## [The task]
Copy the records below exactly as they appear.

## [Given data]

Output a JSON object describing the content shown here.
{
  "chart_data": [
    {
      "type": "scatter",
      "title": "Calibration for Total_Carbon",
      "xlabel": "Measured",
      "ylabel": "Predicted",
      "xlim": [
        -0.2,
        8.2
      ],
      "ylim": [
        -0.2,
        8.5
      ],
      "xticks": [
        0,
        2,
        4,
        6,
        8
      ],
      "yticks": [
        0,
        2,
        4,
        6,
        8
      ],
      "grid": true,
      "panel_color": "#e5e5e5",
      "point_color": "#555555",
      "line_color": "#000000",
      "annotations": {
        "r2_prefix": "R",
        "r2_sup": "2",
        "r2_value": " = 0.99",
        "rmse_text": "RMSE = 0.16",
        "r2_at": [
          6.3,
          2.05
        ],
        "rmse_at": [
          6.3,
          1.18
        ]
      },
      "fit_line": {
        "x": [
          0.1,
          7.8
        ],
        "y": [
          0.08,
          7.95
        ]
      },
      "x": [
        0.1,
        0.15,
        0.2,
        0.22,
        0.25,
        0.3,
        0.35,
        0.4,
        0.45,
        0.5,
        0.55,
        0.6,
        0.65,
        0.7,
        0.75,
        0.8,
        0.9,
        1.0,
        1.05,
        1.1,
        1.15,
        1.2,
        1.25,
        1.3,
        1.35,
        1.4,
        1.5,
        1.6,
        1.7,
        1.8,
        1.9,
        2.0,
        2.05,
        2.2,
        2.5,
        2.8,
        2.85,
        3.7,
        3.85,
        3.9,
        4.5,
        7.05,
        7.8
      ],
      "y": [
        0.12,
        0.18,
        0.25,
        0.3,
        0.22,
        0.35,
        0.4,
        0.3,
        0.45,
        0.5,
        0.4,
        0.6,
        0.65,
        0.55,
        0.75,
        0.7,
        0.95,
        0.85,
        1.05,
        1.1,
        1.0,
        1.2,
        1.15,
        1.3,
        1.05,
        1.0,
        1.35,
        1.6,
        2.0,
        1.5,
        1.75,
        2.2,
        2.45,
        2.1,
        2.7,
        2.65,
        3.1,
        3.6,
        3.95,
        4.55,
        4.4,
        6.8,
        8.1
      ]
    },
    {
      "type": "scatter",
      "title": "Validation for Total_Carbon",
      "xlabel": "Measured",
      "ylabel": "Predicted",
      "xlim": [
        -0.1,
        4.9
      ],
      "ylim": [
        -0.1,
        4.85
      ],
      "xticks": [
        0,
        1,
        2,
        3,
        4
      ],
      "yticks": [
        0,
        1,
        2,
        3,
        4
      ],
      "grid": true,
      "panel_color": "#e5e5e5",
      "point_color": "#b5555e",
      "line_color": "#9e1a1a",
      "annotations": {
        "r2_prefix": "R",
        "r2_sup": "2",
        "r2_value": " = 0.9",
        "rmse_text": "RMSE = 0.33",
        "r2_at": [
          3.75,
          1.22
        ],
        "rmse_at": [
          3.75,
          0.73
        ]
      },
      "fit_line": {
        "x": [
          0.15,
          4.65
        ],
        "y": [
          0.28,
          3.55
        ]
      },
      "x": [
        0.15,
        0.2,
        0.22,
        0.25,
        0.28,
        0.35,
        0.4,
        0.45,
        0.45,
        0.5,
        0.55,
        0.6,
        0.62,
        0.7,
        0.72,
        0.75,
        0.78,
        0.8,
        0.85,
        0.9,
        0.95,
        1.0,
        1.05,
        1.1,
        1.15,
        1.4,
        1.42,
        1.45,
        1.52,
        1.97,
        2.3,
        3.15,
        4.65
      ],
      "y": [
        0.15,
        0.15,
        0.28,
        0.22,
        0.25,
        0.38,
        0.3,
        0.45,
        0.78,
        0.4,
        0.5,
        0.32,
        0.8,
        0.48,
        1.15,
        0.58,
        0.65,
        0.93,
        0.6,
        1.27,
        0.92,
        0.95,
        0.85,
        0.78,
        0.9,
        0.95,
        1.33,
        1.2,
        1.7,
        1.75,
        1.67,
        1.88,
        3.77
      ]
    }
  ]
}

## [Correct answer]
Output a JSON object describing the content shown here.
{
  "chart_data": [
    {
      "type": "scatter",
      "title": "Calibration for Total_Carbon",
      "xlabel": "Measured",
      "ylabel": "Predicted",
      "xlim": [
        -0.2,
        8.2
      ],
      "ylim": [
        -0.2,
        8.5
      ],
      "xticks": [
        0,
        2,
        4,
        6,
        8
      ],
      "yticks": [
        0,
        2,
        4,
        6,
        8
      ],
      "grid": true,
      "panel_color": "#e5e5e5",
      "point_color": "#555555",
      "line_color": "#000000",
      "annotations": {
        "r2_prefix": "R",
        "r2_sup": "2",
        "r2_value": " = 0.99",
        "rmse_text": "RMSE = 0.16",
        "r2_at": [
          6.3,
          2.05
        ],
        "rmse_at": [
          6.3,
          1.18
        ]
      },
      "fit_line": {
        "x": [
          0.1,
          7.8
        ],
        "y": [
          0.08,
          7.95
        ]
      },
      "x": [
        0.1,
        0.15,
        0.2,
        0.22,
        0.25,
        0.3,
        0.35,
        0.4,
        0.45,
        0.5,
        0.55,
        0.6,
        0.65,
        0.7,
        0.75,
        0.8,
        0.9,
        1.0,
        1.05,
        1.1,
        1.15,
        1.2,
        1.25,
        1.3,
        1.35,
        1.4,
        1.5,
        1.6,
        1.7,
        1.8,
        1.9,
        2.0,
        2.05,
        2.2,
        2.5,
        2.8,
        2.85,
        3.7,
        3.85,
        3.9,
        4.5,
        7.05,
        7.8
      ],
      "y": [
        0.12,
        0.18,
        0.25,
        0.3,
        0.22,
        0.35,
        0.4,
        0.3,
        0.45,
        0.5,
        0.4,
        0.6,
        0.65,
        0.55,
        0.75,
        0.7,
        0.95,
        0.85,
        1.05,
        1.1,
        1.0,
        1.2,
        1.15,
        1.3,
        1.05,
        1.0,
        1.35,
        1.6,
        2.0,
        1.5,
        1.75,
        2.2,
        2.45,
        2.1,
        2.7,
        2.65,
        3.1,
        3.6,
        3.95,
        4.55,
        4.4,
        6.8,
        8.1
      ]
    },
    {
      "type": "scatter",
      "title": "Validation for Total_Carbon",
      "xlabel": "Measured",
      "ylabel": "Predicted",
      "xlim": [
        -0.1,
        4.9
      ],
      "ylim": [
        -0.1,
        4.85
      ],
      "xticks": [
        0,
        1,
        2,
        3,
        4
      ],
      "yticks": [
        0,
        1,
        2,
        3,
        4
      ],
      "grid": true,
      "panel_color": "#e5e5e5",
      "point_color": "#b5555e",
      "line_color": "#9e1a1a",
      "annotations": {
        "r2_prefix": "R",
        "r2_sup": "2",
        "r2_value": " = 0.9",
        "rmse_text": "RMSE = 0.33",
        "r2_at": [
          3.75,
          1.22
        ],
        "rmse_at": [
          3.75,
          0.73
        ]
      },
      "fit_line": {
        "x": [
          0.15,
          4.65
        ],
        "y": [
          0.28,
          3.55
        ]
      },
      "x": [
        0.15,
        0.2,
        0.22,
        0.25,
        0.28,
        0.35,
        0.4,
        0.45,
        0.45,
        0.5,
        0.55,
        0.6,
        0.62,
        0.7,
        0.72,
        0.75,
        0.78,
        0.8,
        0.85,
        0.9,
        0.95,
        1.0,
        1.05,
        1.1,
        1.15,
        1.4,
        1.42,
        1.45,
        1.52,
        1.97,
        2.3,
        3.15,
        4.65
      ],
      "y": [
        0.15,
        0.15,
        0.28,
        0.22,
        0.25,
        0.38,
        0.3,
        0.45,
        0.78,
        0.4,
        0.5,
        0.32,
        0.8,
        0.48,
        1.15,
        0.58,
        0.65,
        0.93,
        0.6,
        1.27,
        0.92,
        0.95,
        0.85,
        0.78,
        0.9,
        0.95,
        1.33,
        1.2,
        1.7,
        1.75,
        1.67,
        1.88,
        3.77
      ]
    }
  ]
}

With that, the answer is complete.